* Begin *

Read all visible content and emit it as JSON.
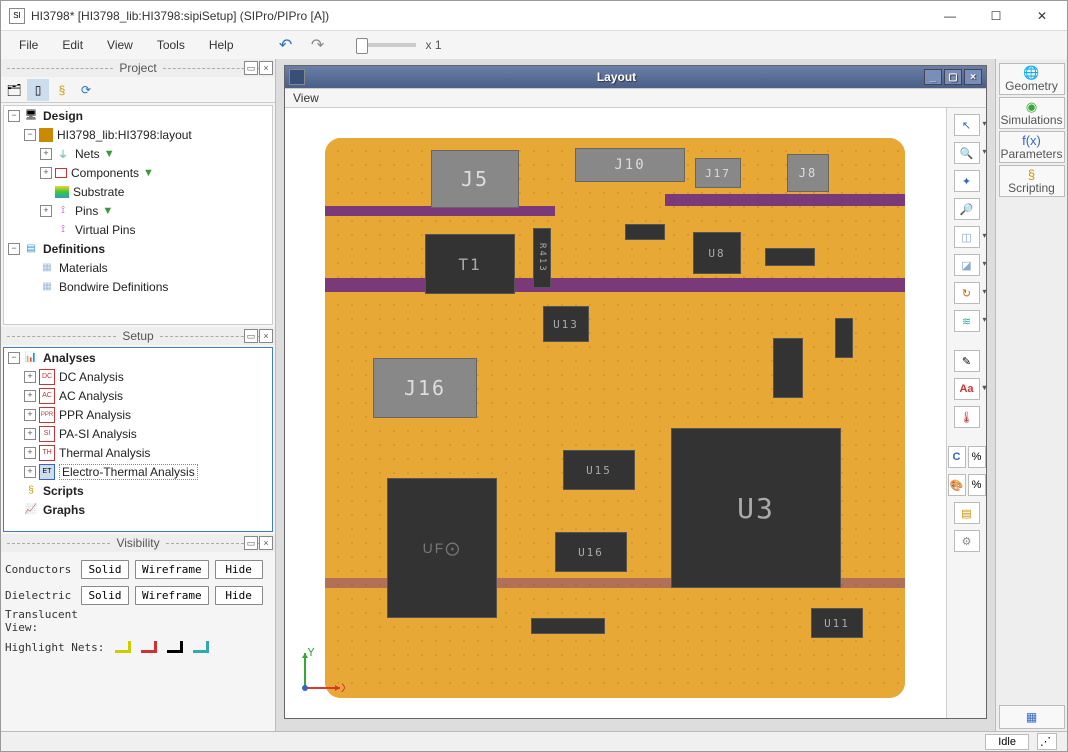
{
  "window": {
    "title": "HI3798* [HI3798_lib:HI3798:sipiSetup] (SIPro/PIPro [A])"
  },
  "menu": {
    "file": "File",
    "edit": "Edit",
    "view": "View",
    "tools": "Tools",
    "help": "Help",
    "zoom": "x 1"
  },
  "panels": {
    "project": "Project",
    "setup": "Setup",
    "visibility": "Visibility"
  },
  "proj": {
    "design": "Design",
    "layout": "HI3798_lib:HI3798:layout",
    "nets": "Nets",
    "components": "Components",
    "substrate": "Substrate",
    "pins": "Pins",
    "vpins": "Virtual Pins",
    "defs": "Definitions",
    "materials": "Materials",
    "bondwire": "Bondwire Definitions"
  },
  "setup": {
    "analyses": "Analyses",
    "dc": "DC Analysis",
    "ac": "AC Analysis",
    "ppr": "PPR Analysis",
    "pasi": "PA-SI Analysis",
    "thermal": "Thermal Analysis",
    "ethermal": "Electro-Thermal Analysis",
    "scripts": "Scripts",
    "graphs": "Graphs"
  },
  "vis": {
    "conductors": "Conductors",
    "dielectric": "Dielectric",
    "translucent": "Translucent View:",
    "highlight": "Highlight Nets:",
    "solid": "Solid",
    "wireframe": "Wireframe",
    "hide": "Hide"
  },
  "layout": {
    "title": "Layout",
    "view": "View"
  },
  "pcb": {
    "J5": "J5",
    "J10": "J10",
    "J17": "J17",
    "J8": "J8",
    "T1": "T1",
    "U8": "U8",
    "U13": "U13",
    "J16": "J16",
    "U15": "U15",
    "U3": "U3",
    "U16": "U16",
    "U11": "U11",
    "R413": "R413"
  },
  "rtabs": {
    "geometry": "Geometry",
    "simulations": "Simulations",
    "parameters": "Parameters",
    "scripting": "Scripting"
  },
  "status": {
    "idle": "Idle"
  }
}
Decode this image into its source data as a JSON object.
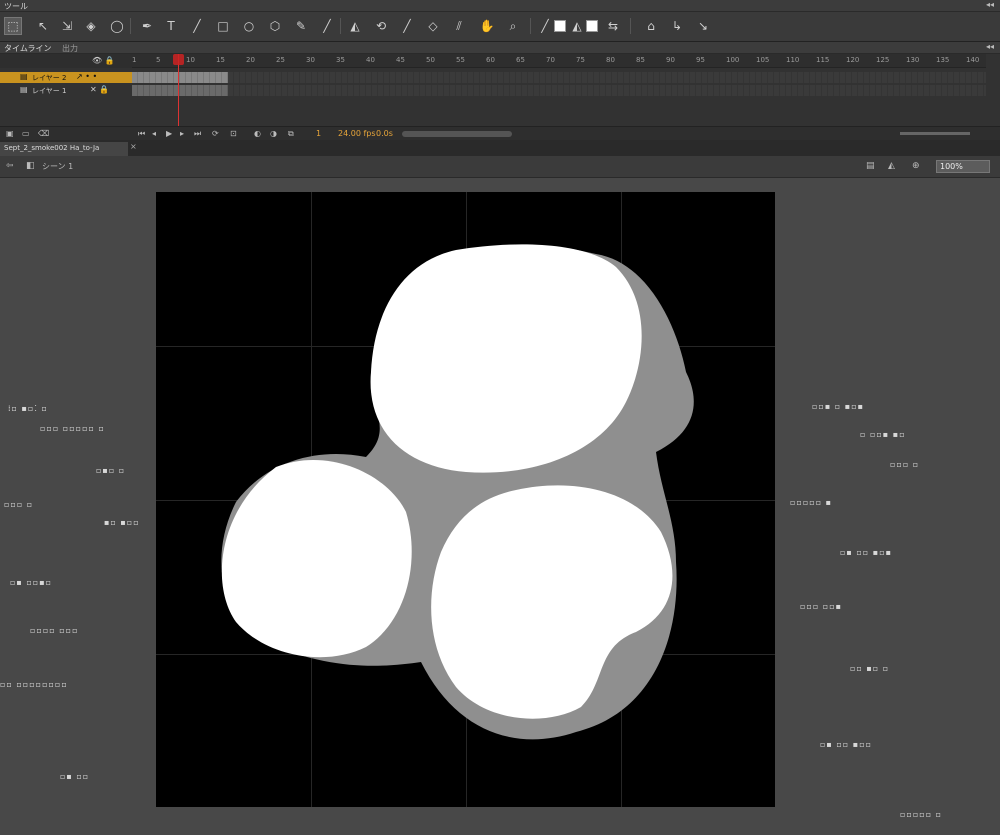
{
  "tools_panel": {
    "title": "ツール",
    "collapse": "◂◂"
  },
  "tools": {
    "selection": "⬚",
    "subselect": "↖",
    "free_transform": "⇲",
    "3d_rotate": "◈",
    "lasso": "◯",
    "pen": "✒",
    "text": "T",
    "line": "╱",
    "rect": "□",
    "oval": "○",
    "polystar": "⬡",
    "pencil": "✎",
    "brush": "╱",
    "paint_bucket": "◭",
    "ink_bottle": "⟲",
    "eyedropper": "╱",
    "eraser": "◇",
    "bone": "⫽",
    "hand": "✋",
    "zoom": "⌕",
    "stroke": "╱",
    "fill": "◭",
    "swap": "⇆",
    "snap": "⌂",
    "smooth": "↳",
    "straighten": "↘"
  },
  "timeline_panel": {
    "title": "タイムライン",
    "tab2": "出力",
    "collapse": "◂◂"
  },
  "timeline": {
    "ruler_ticks": [
      "1",
      "5",
      "10",
      "15",
      "20",
      "25",
      "30",
      "35",
      "40",
      "45",
      "50",
      "55",
      "60",
      "65",
      "70",
      "75",
      "80",
      "85",
      "90",
      "95",
      "100",
      "105",
      "110",
      "115",
      "120",
      "125",
      "130",
      "135",
      "140"
    ],
    "layers": [
      {
        "name": "レイヤー 2",
        "icons": "↗ • •",
        "selected": true
      },
      {
        "name": "レイヤー 1",
        "icons": "✕ 🔒",
        "selected": false
      }
    ],
    "header_icons": "👁 🔒",
    "footer": {
      "frame": "1",
      "fps": "24.00 fps",
      "time": "0.0s"
    }
  },
  "document": {
    "tab": "Sept_2_smoke002 Ha_to-Ja",
    "close": "×"
  },
  "edit_bar": {
    "back": "⇦",
    "scene_icon": "◧",
    "scene": "シーン 1",
    "zoom": "100%"
  },
  "colors": {
    "accent": "#e7a53a",
    "playhead": "#dd3333",
    "stage": "#000000"
  }
}
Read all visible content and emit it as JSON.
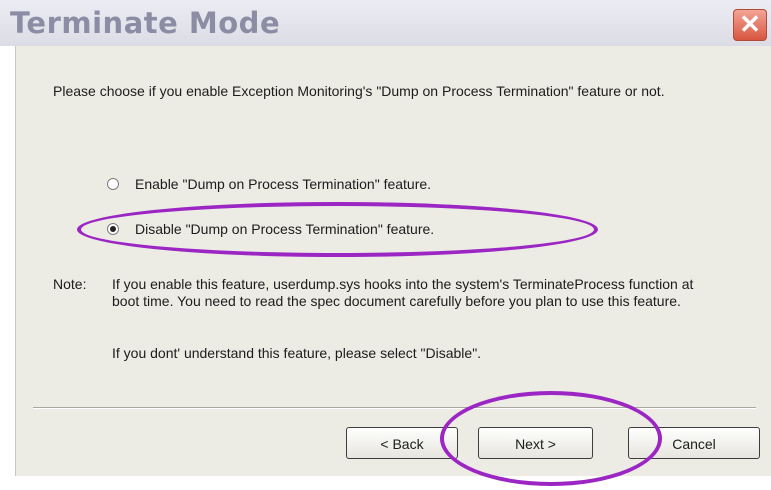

* End *

§ Aim of the task:
The records above need to be given again exactly. Omit the pictures.

§ Reply to the task:
Read all visible content and emit it as JSON.
{
  "window": {
    "title": "HI3798* [HI3798_lib:HI3798:sipiSetup] (SIPro/PIPro [A])"
  },
  "menu": {
    "file": "File",
    "edit": "Edit",
    "view": "View",
    "tools": "Tools",
    "help": "Help",
    "zoom": "x 1"
  },
  "panels": {
    "project": "Project",
    "setup": "Setup",
    "visibility": "Visibility"
  },
  "proj": {
    "design": "Design",
    "layout": "HI3798_lib:HI3798:layout",
    "nets": "Nets",
    "components": "Components",
    "substrate": "Substrate",
    "pins": "Pins",
    "vpins": "Virtual Pins",
    "defs": "Definitions",
    "materials": "Materials",
    "bondwire": "Bondwire Definitions"
  },
  "setup": {
    "analyses": "Analyses",
    "dc": "DC Analysis",
    "ac": "AC Analysis",
    "ppr": "PPR Analysis",
    "pasi": "PA-SI Analysis",
    "thermal": "Thermal Analysis",
    "ethermal": "Electro-Thermal Analysis",
    "scripts": "Scripts",
    "graphs": "Graphs"
  },
  "vis": {
    "conductors": "Conductors",
    "dielectric": "Dielectric",
    "translucent": "Translucent View:",
    "highlight": "Highlight Nets:",
    "solid": "Solid",
    "wireframe": "Wireframe",
    "hide": "Hide"
  },
  "layout": {
    "title": "Layout",
    "view": "View"
  },
  "pcb": {
    "J5": "J5",
    "J10": "J10",
    "J17": "J17",
    "J8": "J8",
    "T1": "T1",
    "U8": "U8",
    "U13": "U13",
    "J16": "J16",
    "U15": "U15",
    "U3": "U3",
    "U16": "U16",
    "U11": "U11",
    "R413": "R413"
  },
  "rtabs": {
    "geometry": "Geometry",
    "simulations": "Simulations",
    "parameters": "Parameters",
    "scripting": "Scripting"
  },
  "status": {
    "idle": "Idle"
  }
}
Decode this image into its source data as a JSON object.
{
  "tools_panel": {
    "title": "ツール",
    "collapse": "◂◂"
  },
  "tools": {
    "selection": "⬚",
    "subselect": "↖",
    "free_transform": "⇲",
    "3d_rotate": "◈",
    "lasso": "◯",
    "pen": "✒",
    "text": "T",
    "line": "╱",
    "rect": "□",
    "oval": "○",
    "polystar": "⬡",
    "pencil": "✎",
    "brush": "╱",
    "paint_bucket": "◭",
    "ink_bottle": "⟲",
    "eyedropper": "╱",
    "eraser": "◇",
    "bone": "⫽",
    "hand": "✋",
    "zoom": "⌕",
    "stroke": "╱",
    "fill": "◭",
    "swap": "⇆",
    "snap": "⌂",
    "smooth": "↳",
    "straighten": "↘"
  },
  "timeline_panel": {
    "title": "タイムライン",
    "tab2": "出力",
    "collapse": "◂◂"
  },
  "timeline": {
    "ruler_ticks": [
      "1",
      "5",
      "10",
      "15",
      "20",
      "25",
      "30",
      "35",
      "40",
      "45",
      "50",
      "55",
      "60",
      "65",
      "70",
      "75",
      "80",
      "85",
      "90",
      "95",
      "100",
      "105",
      "110",
      "115",
      "120",
      "125",
      "130",
      "135",
      "140"
    ],
    "layers": [
      {
        "name": "レイヤー 2",
        "icons": "↗ • •",
        "selected": true
      },
      {
        "name": "レイヤー 1",
        "icons": "✕ 🔒",
        "selected": false
      }
    ],
    "header_icons": "👁 🔒",
    "footer": {
      "frame": "1",
      "fps": "24.00 fps",
      "time": "0.0s"
    }
  },
  "document": {
    "tab": "Sept_2_smoke002 Ha_to-Ja",
    "close": "×"
  },
  "edit_bar": {
    "back": "⇦",
    "scene_icon": "◧",
    "scene": "シーン 1",
    "zoom": "100%"
  },
  "colors": {
    "accent": "#e7a53a",
    "playhead": "#dd3333",
    "stage": "#000000"
  }
}
Read all visible content and emit it as JSON.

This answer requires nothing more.